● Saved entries
---

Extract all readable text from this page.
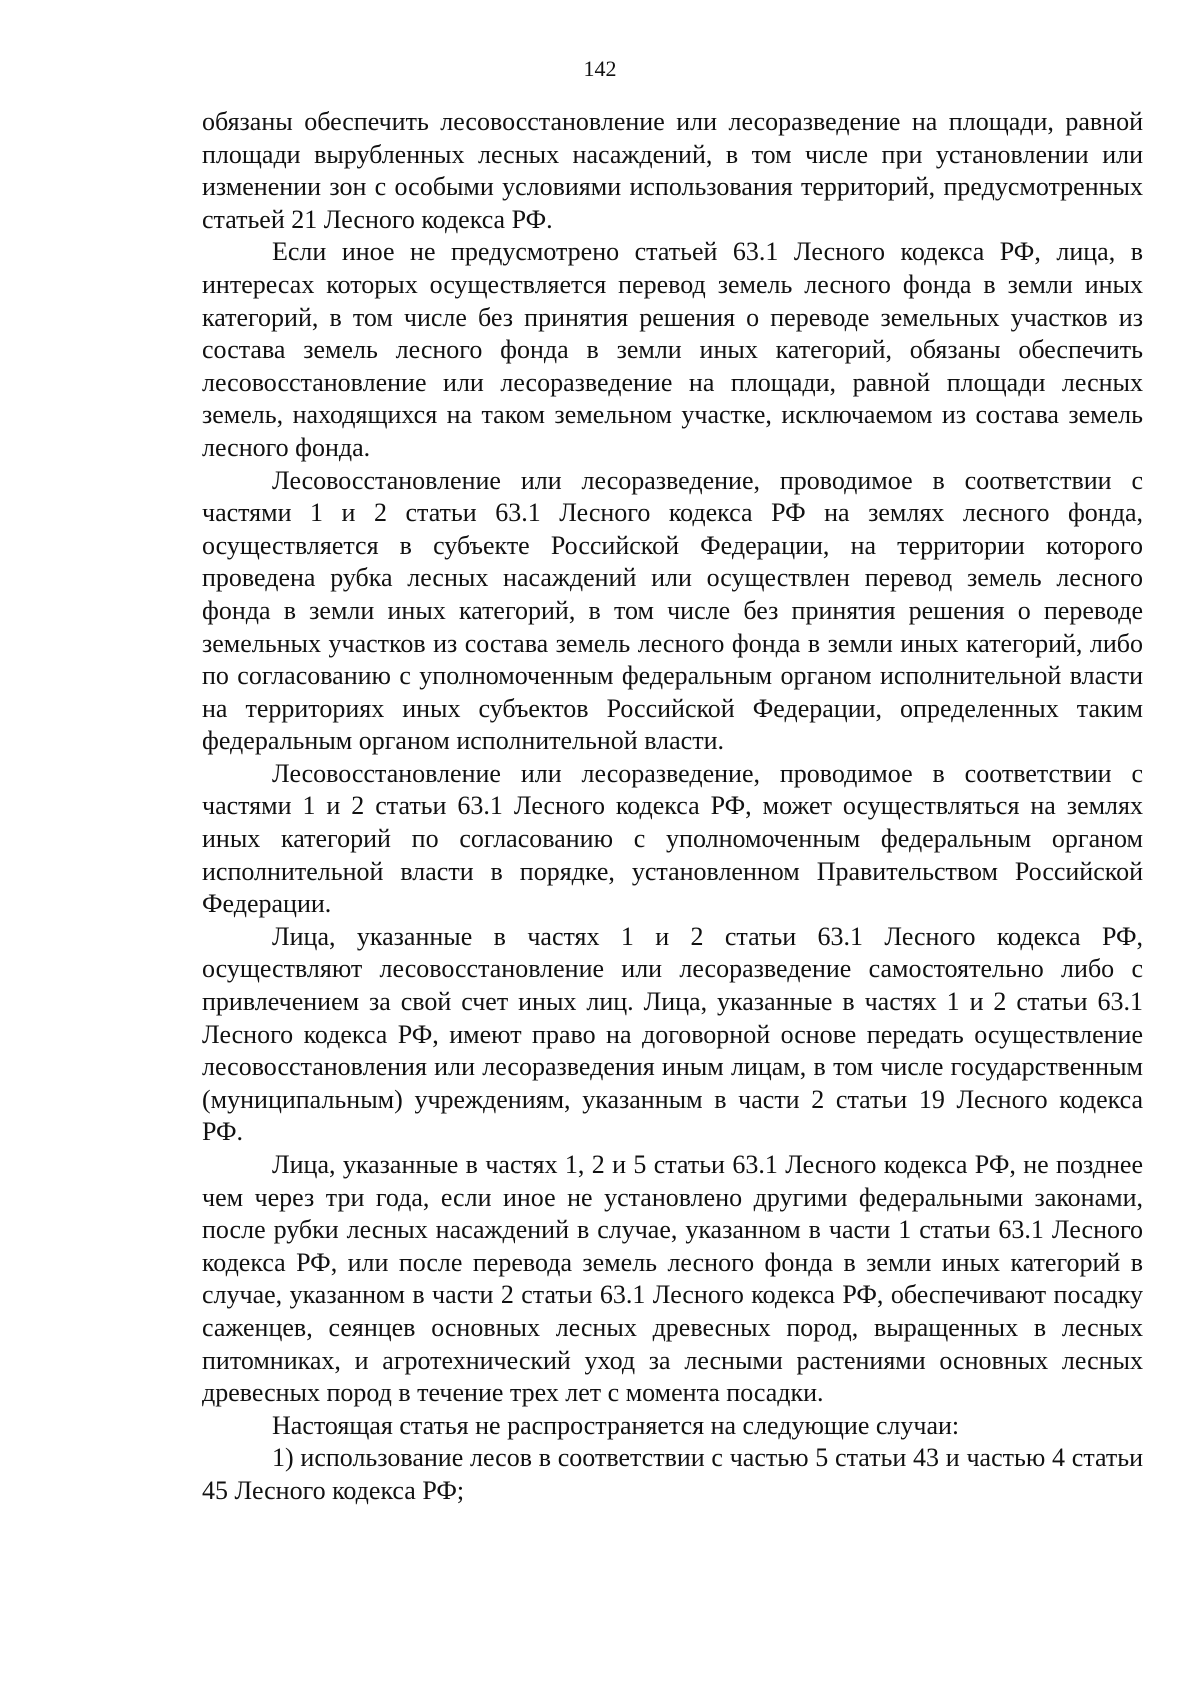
142

обязаны обеспечить лесовосстановление или лесоразведение на площади, равной площади вырубленных лесных насаждений, в том числе при установлении или изменении зон с особыми условиями использования территорий, предусмотренных статьей 21 Лесного кодекса РФ.

Если иное не предусмотрено статьей 63.1 Лесного кодекса РФ, лица, в интересах которых осуществляется перевод земель лесного фонда в земли иных категорий, в том числе без принятия решения о переводе земельных участков из состава земель лесного фонда в земли иных категорий, обязаны обеспечить лесовосстановление или лесоразведение на площади, равной площади лесных земель, находящихся на таком земельном участке, исключаемом из состава земель лесного фонда.

Лесовосстановление или лесоразведение, проводимое в соответствии с частями 1 и 2 статьи 63.1 Лесного кодекса РФ на землях лесного фонда, осуществляется в субъекте Российской Федерации, на территории которого проведена рубка лесных насаждений или осуществлен перевод земель лесного фонда в земли иных категорий, в том числе без принятия решения о переводе земельных участков из состава земель лесного фонда в земли иных категорий, либо по согласованию с уполномоченным федеральным органом исполнительной власти на территориях иных субъектов Российской Федерации, определенных таким федеральным органом исполнительной власти.

Лесовосстановление или лесоразведение, проводимое в соответствии с частями 1 и 2 статьи 63.1 Лесного кодекса РФ, может осуществляться на землях иных категорий по согласованию с уполномоченным федеральным органом исполнительной власти в порядке, установленном Правительством Российской Федерации.

Лица, указанные в частях 1 и 2 статьи 63.1 Лесного кодекса РФ, осуществляют лесовосстановление или лесоразведение самостоятельно либо с привлечением за свой счет иных лиц. Лица, указанные в частях 1 и 2 статьи 63.1 Лесного кодекса РФ, имеют право на договорной основе передать осуществление лесовосстановления или лесоразведения иным лицам, в том числе государственным (муниципальным) учреждениям, указанным в части 2 статьи 19 Лесного кодекса РФ.

Лица, указанные в частях 1, 2 и 5 статьи 63.1 Лесного кодекса РФ, не позднее чем через три года, если иное не установлено другими федеральными законами, после рубки лесных насаждений в случае, указанном в части 1 статьи 63.1 Лесного кодекса РФ, или после перевода земель лесного фонда в земли иных категорий в случае, указанном в части 2 статьи 63.1 Лесного кодекса РФ, обеспечивают посадку саженцев, сеянцев основных лесных древесных пород, выращенных в лесных питомниках, и агротехнический уход за лесными растениями основных лесных древесных пород в течение трех лет с момента посадки.

Настоящая статья не распространяется на следующие случаи:

1) использование лесов в соответствии с частью 5 статьи 43 и частью 4 статьи 45 Лесного кодекса РФ;
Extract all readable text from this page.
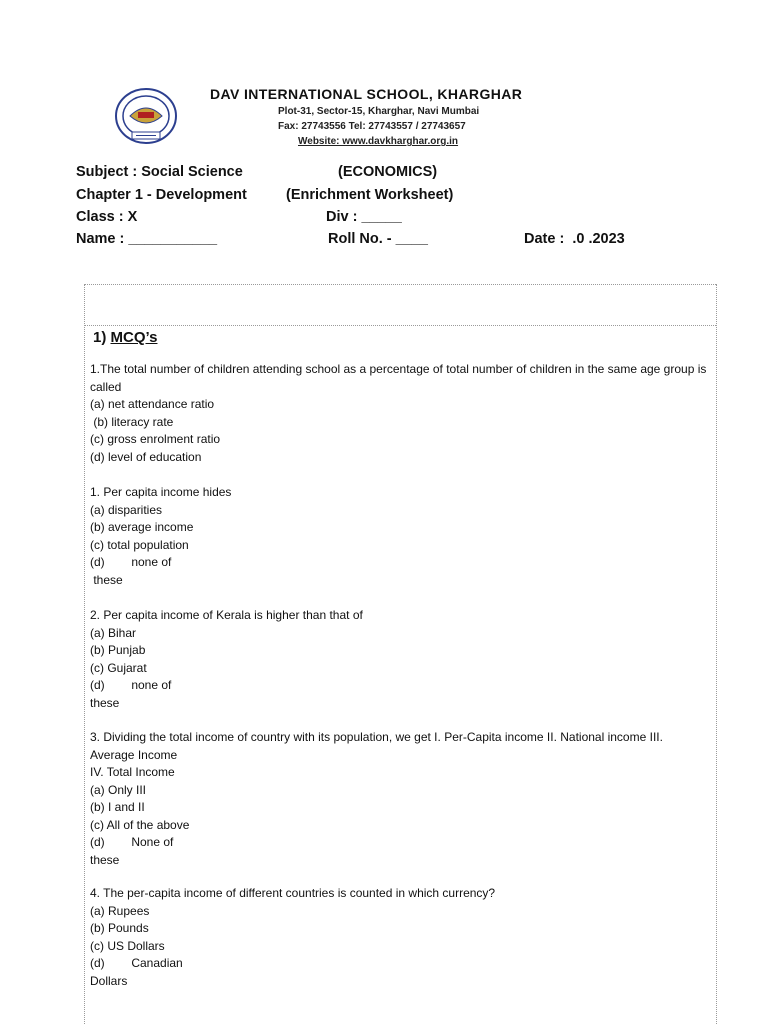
DAV INTERNATIONAL SCHOOL, KHARGHAR
Plot-31, Sector-15, Kharghar, Navi Mumbai
Fax: 27743556 Tel: 27743557 / 27743657
Website: www.davkharghar.org.in
Subject : Social Science	(ECONOMICS)
Chapter 1 - Development	(Enrichment Worksheet)
Class : X	Div : _____
Name : ___________	Roll No. - ____	Date :  .0 .2023
1) MCQ’s
1.The total number of children attending school as a percentage of total number of children in the same age group is called
(a) net attendance ratio
(b) literacy rate
(c) gross enrolment ratio
(d) level of education
1. Per capita income hides
(a) disparities
(b) average income
(c) total population
(d)        none of
these
2. Per capita income of Kerala is higher than that of
(a) Bihar
(b) Punjab
(c) Gujarat
(d)        none of
these
3. Dividing the total income of country with its population, we get I. Per-Capita income II. National income III. Average Income
IV. Total Income
(a) Only III
(b) I and II
(c) All of the above
(d)        None of
these
4. The per-capita income of different countries is counted in which currency?
(a) Rupees
(b) Pounds
(c) US Dollars
(d)        Canadian
Dollars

---

Give all the entries again exactly, dropping each picture.

Extract all readable text from this page.
142

обязаны обеспечить лесовосстановление или лесоразведение на площади, равной площади вырубленных лесных насаждений, в том числе при установлении или изменении зон с особыми условиями использования территорий, предусмотренных статьей 21 Лесного кодекса РФ.

Если иное не предусмотрено статьей 63.1 Лесного кодекса РФ, лица, в интересах которых осуществляется перевод земель лесного фонда в земли иных категорий, в том числе без принятия решения о переводе земельных участков из состава земель лесного фонда в земли иных категорий, обязаны обеспечить лесовосстановление или лесоразведение на площади, равной площади лесных земель, находящихся на таком земельном участке, исключаемом из состава земель лесного фонда.

Лесовосстановление или лесоразведение, проводимое в соответствии с частями 1 и 2 статьи 63.1 Лесного кодекса РФ на землях лесного фонда, осуществляется в субъекте Российской Федерации, на территории которого проведена рубка лесных насаждений или осуществлен перевод земель лесного фонда в земли иных категорий, в том числе без принятия решения о переводе земельных участков из состава земель лесного фонда в земли иных категорий, либо по согласованию с уполномоченным федеральным органом исполнительной власти на территориях иных субъектов Российской Федерации, определенных таким федеральным органом исполнительной власти.

Лесовосстановление или лесоразведение, проводимое в соответствии с частями 1 и 2 статьи 63.1 Лесного кодекса РФ, может осуществляться на землях иных категорий по согласованию с уполномоченным федеральным органом исполнительной власти в порядке, установленном Правительством Российской Федерации.

Лица, указанные в частях 1 и 2 статьи 63.1 Лесного кодекса РФ, осуществляют лесовосстановление или лесоразведение самостоятельно либо с привлечением за свой счет иных лиц. Лица, указанные в частях 1 и 2 статьи 63.1 Лесного кодекса РФ, имеют право на договорной основе передать осуществление лесовосстановления или лесоразведения иным лицам, в том числе государственным (муниципальным) учреждениям, указанным в части 2 статьи 19 Лесного кодекса РФ.

Лица, указанные в частях 1, 2 и 5 статьи 63.1 Лесного кодекса РФ, не позднее чем через три года, если иное не установлено другими федеральными законами, после рубки лесных насаждений в случае, указанном в части 1 статьи 63.1 Лесного кодекса РФ, или после перевода земель лесного фонда в земли иных категорий в случае, указанном в части 2 статьи 63.1 Лесного кодекса РФ, обеспечивают посадку саженцев, сеянцев основных лесных древесных пород, выращенных в лесных питомниках, и агротехнический уход за лесными растениями основных лесных древесных пород в течение трех лет с момента посадки.

Настоящая статья не распространяется на следующие случаи:

1) использование лесов в соответствии с частью 5 статьи 43 и частью 4 статьи 45 Лесного кодекса РФ;
Extract all readable text from this page.
DAV INTERNATIONAL SCHOOL, KHARGHAR
Plot-31, Sector-15, Kharghar, Navi Mumbai
Fax: 27743556 Tel: 27743557 / 27743657
Website: www.davkharghar.org.in
Subject : Social Science	(ECONOMICS)
Chapter 1 - Development	(Enrichment Worksheet)
Class : X	Div : _____
Name : ___________	Roll No. - ____	Date :  .0 .2023
1) MCQ’s
1.The total number of children attending school as a percentage of total number of children in the same age group is called
(a) net attendance ratio
(b) literacy rate
(c) gross enrolment ratio
(d) level of education
1. Per capita income hides
(a) disparities
(b) average income
(c) total population
(d)        none of
these
2. Per capita income of Kerala is higher than that of
(a) Bihar
(b) Punjab
(c) Gujarat
(d)        none of
these
3. Dividing the total income of country with its population, we get I. Per-Capita income II. National income III. Average Income
IV. Total Income
(a) Only III
(b) I and II
(c) All of the above
(d)        None of
these
4. The per-capita income of different countries is counted in which currency?
(a) Rupees
(b) Pounds
(c) US Dollars
(d)        Canadian
Dollars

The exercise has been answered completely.